[start SOURCE MATERIAL]
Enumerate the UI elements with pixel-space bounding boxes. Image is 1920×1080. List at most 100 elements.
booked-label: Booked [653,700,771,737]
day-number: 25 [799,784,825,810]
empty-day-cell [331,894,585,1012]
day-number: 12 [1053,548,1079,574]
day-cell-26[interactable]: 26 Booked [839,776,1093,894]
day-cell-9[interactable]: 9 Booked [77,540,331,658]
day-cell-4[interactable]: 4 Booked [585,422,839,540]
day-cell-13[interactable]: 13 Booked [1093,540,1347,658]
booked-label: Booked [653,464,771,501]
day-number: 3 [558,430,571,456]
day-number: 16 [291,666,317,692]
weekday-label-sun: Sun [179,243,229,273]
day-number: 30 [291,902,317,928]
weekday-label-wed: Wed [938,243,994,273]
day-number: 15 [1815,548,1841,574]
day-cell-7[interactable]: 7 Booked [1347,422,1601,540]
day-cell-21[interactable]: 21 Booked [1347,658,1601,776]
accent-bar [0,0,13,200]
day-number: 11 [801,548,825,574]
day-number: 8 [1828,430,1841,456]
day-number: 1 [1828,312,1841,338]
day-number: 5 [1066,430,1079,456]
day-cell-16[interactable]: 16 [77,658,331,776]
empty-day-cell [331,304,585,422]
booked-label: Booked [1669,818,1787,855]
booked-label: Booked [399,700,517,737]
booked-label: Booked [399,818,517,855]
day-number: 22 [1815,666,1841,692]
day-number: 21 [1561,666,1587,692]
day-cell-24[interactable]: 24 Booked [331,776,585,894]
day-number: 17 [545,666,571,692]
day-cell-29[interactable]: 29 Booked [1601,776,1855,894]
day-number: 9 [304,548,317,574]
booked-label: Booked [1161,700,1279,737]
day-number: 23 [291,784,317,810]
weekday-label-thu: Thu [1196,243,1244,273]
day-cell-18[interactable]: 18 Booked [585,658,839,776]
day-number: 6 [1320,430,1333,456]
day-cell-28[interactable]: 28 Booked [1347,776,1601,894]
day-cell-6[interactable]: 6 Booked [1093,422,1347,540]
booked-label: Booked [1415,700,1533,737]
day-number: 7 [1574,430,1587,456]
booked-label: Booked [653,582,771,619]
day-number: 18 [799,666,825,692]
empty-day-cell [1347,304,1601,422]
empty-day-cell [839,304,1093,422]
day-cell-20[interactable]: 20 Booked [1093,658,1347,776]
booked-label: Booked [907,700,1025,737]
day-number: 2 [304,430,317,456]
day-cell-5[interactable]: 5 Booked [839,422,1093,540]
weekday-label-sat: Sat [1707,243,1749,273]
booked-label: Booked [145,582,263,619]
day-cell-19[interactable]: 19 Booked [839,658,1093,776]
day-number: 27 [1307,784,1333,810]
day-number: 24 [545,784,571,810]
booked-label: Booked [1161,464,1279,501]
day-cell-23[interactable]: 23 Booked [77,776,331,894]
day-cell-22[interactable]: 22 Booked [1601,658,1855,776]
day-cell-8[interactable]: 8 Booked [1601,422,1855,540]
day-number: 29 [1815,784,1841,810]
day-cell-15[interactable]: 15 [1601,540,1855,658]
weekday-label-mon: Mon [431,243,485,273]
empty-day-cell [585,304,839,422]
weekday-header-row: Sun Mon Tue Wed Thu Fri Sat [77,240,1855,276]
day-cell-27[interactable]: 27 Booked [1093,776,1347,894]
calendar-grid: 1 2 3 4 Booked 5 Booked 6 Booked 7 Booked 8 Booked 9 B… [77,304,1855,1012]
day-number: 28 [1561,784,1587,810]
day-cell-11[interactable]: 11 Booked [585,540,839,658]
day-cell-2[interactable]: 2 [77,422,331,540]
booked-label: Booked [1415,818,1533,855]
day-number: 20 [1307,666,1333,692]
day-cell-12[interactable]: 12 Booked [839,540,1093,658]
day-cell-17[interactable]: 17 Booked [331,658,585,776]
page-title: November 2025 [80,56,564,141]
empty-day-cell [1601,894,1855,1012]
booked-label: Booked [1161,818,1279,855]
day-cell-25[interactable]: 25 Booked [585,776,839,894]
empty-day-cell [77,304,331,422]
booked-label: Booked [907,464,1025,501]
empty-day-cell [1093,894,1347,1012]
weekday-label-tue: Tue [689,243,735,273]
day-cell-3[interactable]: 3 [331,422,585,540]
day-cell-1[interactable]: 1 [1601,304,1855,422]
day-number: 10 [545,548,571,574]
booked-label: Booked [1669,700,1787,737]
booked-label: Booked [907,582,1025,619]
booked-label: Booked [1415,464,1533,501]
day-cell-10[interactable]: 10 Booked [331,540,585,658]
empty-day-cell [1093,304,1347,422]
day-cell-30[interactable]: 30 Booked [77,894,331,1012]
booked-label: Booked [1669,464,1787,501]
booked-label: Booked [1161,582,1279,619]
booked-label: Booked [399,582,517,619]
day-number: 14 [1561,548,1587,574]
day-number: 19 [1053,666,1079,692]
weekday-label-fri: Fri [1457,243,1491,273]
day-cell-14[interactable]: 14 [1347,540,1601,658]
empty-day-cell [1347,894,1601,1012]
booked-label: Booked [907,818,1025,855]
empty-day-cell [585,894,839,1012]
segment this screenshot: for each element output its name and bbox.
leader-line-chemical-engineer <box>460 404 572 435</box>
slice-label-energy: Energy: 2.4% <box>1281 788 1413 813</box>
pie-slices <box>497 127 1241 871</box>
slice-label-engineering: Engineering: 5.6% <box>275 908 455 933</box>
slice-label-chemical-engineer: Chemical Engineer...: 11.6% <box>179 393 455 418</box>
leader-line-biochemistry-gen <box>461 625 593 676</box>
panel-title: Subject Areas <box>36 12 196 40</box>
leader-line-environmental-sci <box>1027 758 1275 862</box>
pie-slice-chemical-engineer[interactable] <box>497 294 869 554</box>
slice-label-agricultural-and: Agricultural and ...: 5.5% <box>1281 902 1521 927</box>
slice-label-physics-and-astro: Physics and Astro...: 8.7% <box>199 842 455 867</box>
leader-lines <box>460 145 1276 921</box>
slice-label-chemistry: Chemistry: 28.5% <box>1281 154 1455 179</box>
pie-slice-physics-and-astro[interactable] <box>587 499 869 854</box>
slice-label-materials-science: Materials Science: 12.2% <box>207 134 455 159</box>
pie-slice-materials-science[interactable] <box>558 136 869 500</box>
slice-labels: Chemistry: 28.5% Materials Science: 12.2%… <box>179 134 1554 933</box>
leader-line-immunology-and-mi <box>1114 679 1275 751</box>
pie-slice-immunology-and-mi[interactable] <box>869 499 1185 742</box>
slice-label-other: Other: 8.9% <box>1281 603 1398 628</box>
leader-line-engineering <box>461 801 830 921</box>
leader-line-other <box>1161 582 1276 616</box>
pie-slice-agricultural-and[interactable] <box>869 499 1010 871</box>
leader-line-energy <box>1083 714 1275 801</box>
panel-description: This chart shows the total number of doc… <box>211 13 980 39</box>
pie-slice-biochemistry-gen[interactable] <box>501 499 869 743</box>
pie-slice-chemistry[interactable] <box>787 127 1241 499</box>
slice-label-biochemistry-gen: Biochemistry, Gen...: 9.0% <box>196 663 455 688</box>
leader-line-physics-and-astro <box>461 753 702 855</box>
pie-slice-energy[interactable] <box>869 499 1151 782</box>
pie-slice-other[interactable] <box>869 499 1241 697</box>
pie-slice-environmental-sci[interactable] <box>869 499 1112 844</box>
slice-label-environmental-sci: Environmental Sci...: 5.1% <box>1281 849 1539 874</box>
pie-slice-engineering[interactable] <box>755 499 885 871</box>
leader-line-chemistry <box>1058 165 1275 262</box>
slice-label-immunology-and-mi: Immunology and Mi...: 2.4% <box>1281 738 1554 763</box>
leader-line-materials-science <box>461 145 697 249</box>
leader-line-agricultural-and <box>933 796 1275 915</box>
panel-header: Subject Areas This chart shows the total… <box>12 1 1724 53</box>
[end SOURCE MATERIAL]
** PROBLEM REQUIREMENTS **
Please copy out the items word for word, from the first line up to and including the line with "day-number: 15 [1815,548,1841,574]".

** WRITTEN RESPONSE **
Enumerate the UI elements with pixel-space bounding boxes. Image is 1920×1080. List at most 100 elements.
booked-label: Booked [653,700,771,737]
day-number: 25 [799,784,825,810]
empty-day-cell [331,894,585,1012]
day-number: 12 [1053,548,1079,574]
day-cell-26[interactable]: 26 Booked [839,776,1093,894]
day-cell-9[interactable]: 9 Booked [77,540,331,658]
day-cell-4[interactable]: 4 Booked [585,422,839,540]
day-cell-13[interactable]: 13 Booked [1093,540,1347,658]
booked-label: Booked [653,464,771,501]
day-number: 3 [558,430,571,456]
day-number: 16 [291,666,317,692]
weekday-label-sun: Sun [179,243,229,273]
day-number: 30 [291,902,317,928]
weekday-label-wed: Wed [938,243,994,273]
day-number: 15 [1815,548,1841,574]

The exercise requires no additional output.